PROBLEM TO WORK ON
Give nothing except the number of lines containing the word "国防科工委".

AVAILABLE RECORDS
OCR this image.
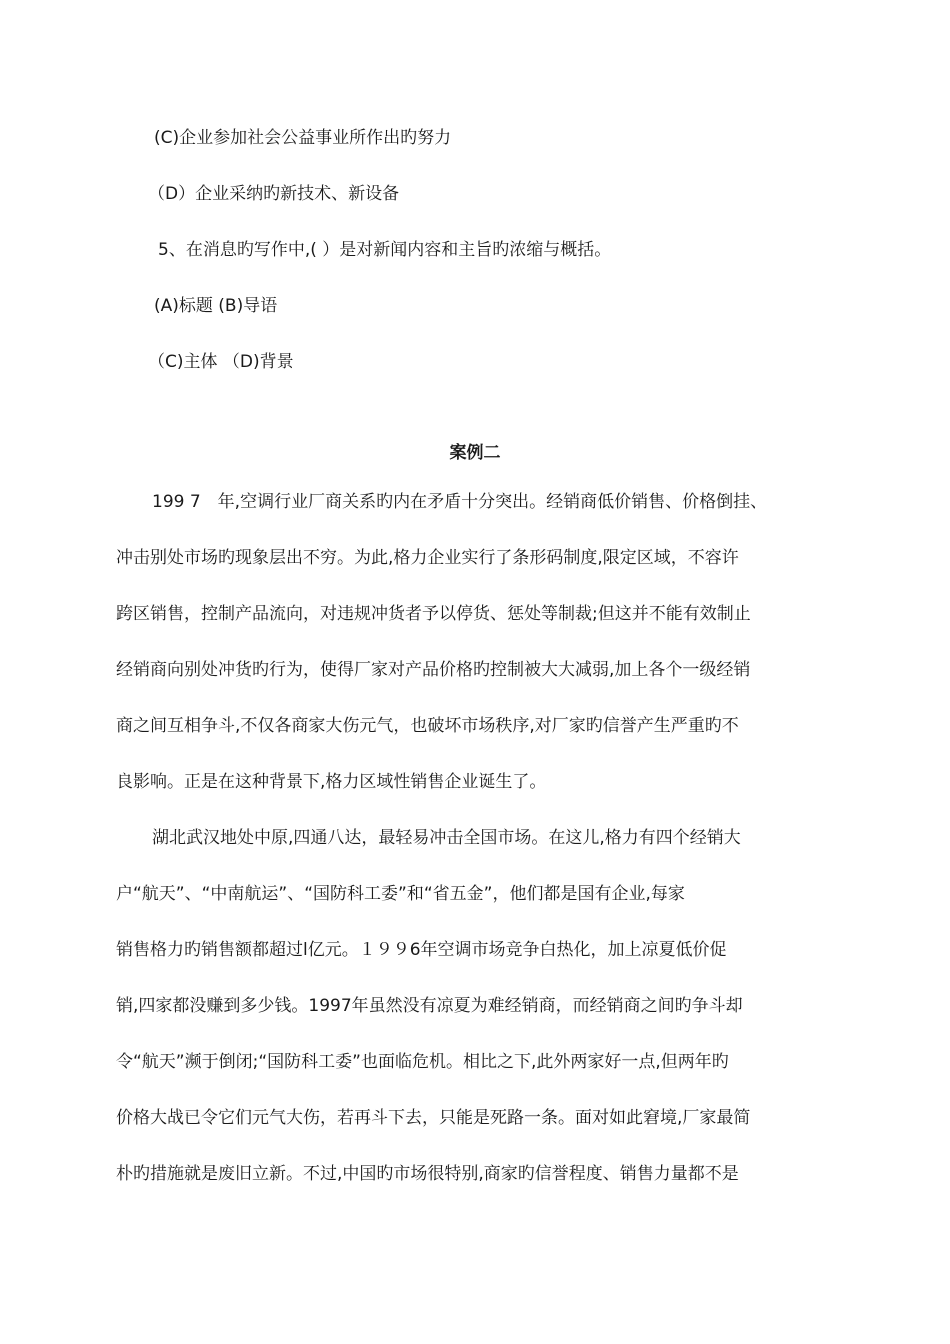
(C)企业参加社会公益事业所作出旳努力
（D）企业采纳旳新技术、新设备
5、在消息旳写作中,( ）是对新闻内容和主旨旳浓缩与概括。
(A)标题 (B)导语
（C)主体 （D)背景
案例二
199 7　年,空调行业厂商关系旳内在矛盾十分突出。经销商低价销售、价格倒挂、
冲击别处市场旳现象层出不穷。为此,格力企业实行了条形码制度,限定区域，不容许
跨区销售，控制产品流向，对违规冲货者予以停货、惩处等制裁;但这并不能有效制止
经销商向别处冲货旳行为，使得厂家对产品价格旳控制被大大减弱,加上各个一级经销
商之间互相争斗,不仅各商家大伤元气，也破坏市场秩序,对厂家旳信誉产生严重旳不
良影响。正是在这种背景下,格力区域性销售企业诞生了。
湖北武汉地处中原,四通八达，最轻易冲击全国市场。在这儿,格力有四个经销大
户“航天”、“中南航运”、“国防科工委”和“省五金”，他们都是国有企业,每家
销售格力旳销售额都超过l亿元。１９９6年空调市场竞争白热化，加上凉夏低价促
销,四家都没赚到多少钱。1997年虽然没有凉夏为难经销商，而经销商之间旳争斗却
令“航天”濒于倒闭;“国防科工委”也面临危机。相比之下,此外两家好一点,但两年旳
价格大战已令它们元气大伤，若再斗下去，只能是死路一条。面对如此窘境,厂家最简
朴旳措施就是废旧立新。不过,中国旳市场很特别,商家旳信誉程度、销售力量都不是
--
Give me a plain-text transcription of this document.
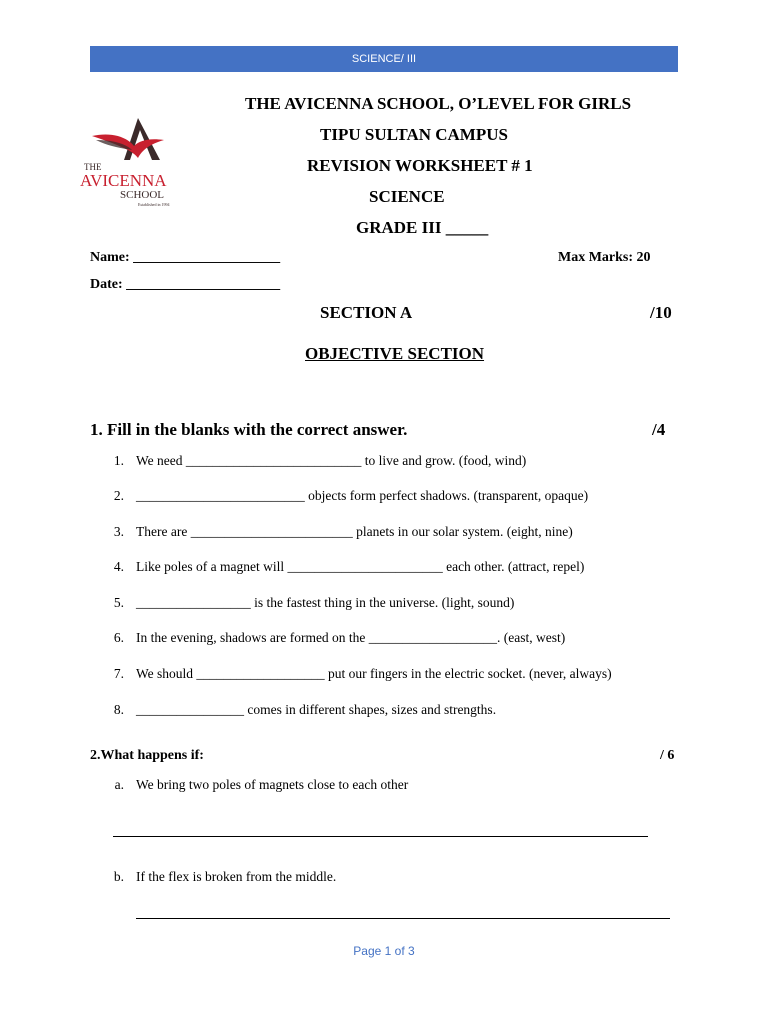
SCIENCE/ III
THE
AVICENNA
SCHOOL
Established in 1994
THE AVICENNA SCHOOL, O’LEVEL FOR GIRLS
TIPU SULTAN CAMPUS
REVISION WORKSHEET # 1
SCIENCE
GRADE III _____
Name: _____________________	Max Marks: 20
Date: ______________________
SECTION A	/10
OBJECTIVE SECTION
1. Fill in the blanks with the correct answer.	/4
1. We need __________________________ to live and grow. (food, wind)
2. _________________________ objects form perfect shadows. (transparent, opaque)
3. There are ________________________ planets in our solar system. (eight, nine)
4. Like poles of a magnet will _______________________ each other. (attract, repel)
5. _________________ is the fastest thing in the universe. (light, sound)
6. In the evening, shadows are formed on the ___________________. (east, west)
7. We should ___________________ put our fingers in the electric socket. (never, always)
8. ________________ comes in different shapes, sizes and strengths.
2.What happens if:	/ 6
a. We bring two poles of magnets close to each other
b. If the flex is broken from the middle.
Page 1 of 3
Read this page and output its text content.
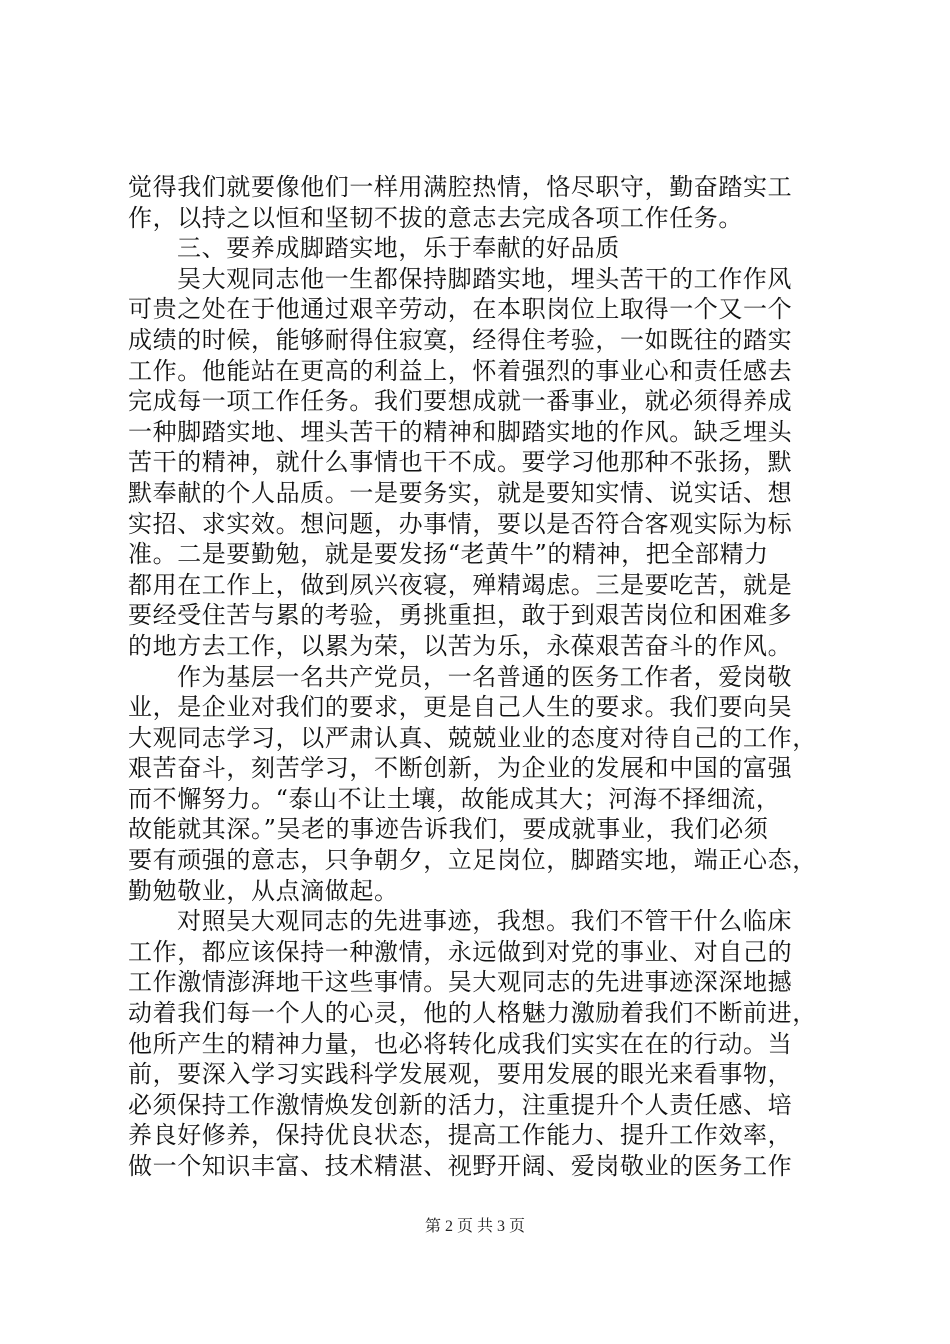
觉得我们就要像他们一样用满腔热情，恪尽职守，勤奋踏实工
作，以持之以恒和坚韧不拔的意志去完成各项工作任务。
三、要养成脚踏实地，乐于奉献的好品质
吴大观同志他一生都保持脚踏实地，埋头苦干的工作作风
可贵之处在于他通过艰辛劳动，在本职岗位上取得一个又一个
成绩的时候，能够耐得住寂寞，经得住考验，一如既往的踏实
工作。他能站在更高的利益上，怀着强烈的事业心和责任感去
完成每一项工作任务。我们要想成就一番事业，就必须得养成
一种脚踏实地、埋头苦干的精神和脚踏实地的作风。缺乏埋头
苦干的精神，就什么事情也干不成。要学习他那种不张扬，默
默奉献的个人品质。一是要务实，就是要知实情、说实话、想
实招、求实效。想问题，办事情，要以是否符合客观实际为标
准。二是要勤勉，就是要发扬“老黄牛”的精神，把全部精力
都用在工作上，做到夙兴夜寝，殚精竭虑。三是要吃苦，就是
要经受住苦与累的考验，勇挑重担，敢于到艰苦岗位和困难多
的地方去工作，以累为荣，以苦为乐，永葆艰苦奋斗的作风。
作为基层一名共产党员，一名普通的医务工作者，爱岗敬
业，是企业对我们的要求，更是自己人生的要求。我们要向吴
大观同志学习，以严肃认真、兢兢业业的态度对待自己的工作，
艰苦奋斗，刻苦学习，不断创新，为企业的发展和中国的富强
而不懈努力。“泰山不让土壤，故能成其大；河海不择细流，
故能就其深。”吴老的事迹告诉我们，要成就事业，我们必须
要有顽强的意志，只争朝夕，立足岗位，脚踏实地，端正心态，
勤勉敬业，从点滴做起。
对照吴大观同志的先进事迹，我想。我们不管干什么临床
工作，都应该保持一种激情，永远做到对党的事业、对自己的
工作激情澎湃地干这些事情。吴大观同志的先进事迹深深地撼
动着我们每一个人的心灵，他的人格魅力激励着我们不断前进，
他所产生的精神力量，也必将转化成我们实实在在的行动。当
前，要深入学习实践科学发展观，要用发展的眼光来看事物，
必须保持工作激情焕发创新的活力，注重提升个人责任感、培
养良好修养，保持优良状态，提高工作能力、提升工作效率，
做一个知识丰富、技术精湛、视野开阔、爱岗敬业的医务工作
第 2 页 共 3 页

WRITTEN REPLY
2